* **Data excerpts**:
========================================
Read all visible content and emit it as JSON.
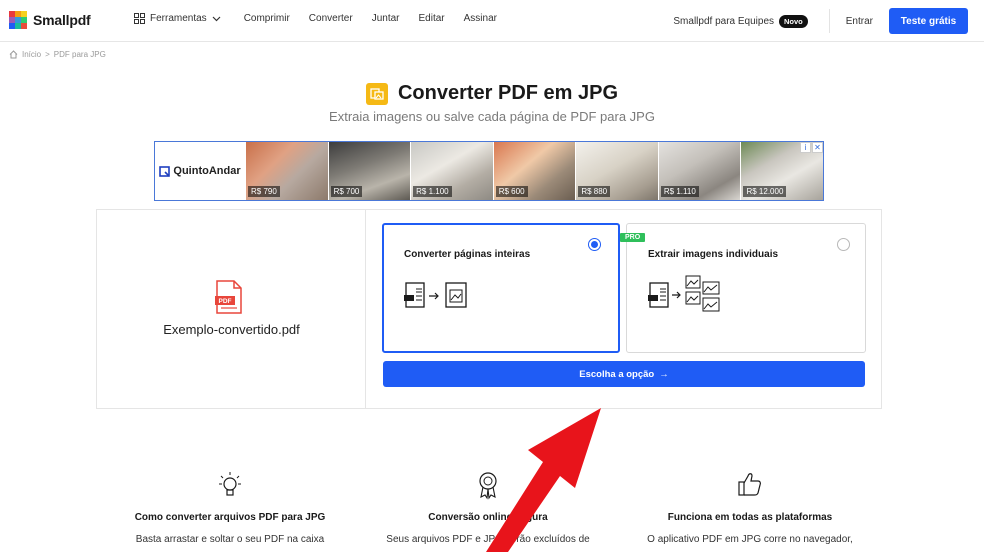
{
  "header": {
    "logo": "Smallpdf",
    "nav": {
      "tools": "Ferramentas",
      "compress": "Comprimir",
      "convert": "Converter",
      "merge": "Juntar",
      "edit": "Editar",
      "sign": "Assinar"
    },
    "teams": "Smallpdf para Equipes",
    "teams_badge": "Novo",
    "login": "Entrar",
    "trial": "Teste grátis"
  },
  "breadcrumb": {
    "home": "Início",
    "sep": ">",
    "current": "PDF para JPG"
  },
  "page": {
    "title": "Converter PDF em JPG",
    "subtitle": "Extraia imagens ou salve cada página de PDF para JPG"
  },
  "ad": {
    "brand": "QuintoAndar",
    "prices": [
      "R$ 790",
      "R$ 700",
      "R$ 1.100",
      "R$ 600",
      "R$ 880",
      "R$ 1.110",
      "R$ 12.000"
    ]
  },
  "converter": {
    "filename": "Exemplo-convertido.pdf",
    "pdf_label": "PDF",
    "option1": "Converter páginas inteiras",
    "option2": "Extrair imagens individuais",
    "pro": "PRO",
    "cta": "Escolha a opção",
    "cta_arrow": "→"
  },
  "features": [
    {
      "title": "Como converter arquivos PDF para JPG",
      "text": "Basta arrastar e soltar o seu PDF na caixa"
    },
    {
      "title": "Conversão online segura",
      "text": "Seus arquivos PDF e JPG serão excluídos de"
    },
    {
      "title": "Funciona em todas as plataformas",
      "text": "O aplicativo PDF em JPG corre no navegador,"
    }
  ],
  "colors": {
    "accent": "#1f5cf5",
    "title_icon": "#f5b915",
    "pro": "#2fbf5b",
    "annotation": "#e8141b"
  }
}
========================================
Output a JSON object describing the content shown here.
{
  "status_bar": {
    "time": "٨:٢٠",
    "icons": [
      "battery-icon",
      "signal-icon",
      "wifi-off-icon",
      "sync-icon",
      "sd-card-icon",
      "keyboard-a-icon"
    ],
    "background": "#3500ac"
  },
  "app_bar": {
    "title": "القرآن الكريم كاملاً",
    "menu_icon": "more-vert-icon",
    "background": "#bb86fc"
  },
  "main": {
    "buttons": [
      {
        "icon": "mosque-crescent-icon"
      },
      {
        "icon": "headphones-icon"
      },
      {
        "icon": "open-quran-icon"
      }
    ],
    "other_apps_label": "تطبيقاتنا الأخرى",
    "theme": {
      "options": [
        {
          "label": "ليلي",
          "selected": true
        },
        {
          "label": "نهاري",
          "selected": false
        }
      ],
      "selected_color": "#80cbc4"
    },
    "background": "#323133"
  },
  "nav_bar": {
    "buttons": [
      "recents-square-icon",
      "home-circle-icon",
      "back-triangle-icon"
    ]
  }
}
========================================
* **What is needed**:
Where a line in the material contains "content", copy that line.

* **Solution**:
Read all visible content and emit it as JSON.
Output a JSON object describing the content shown here.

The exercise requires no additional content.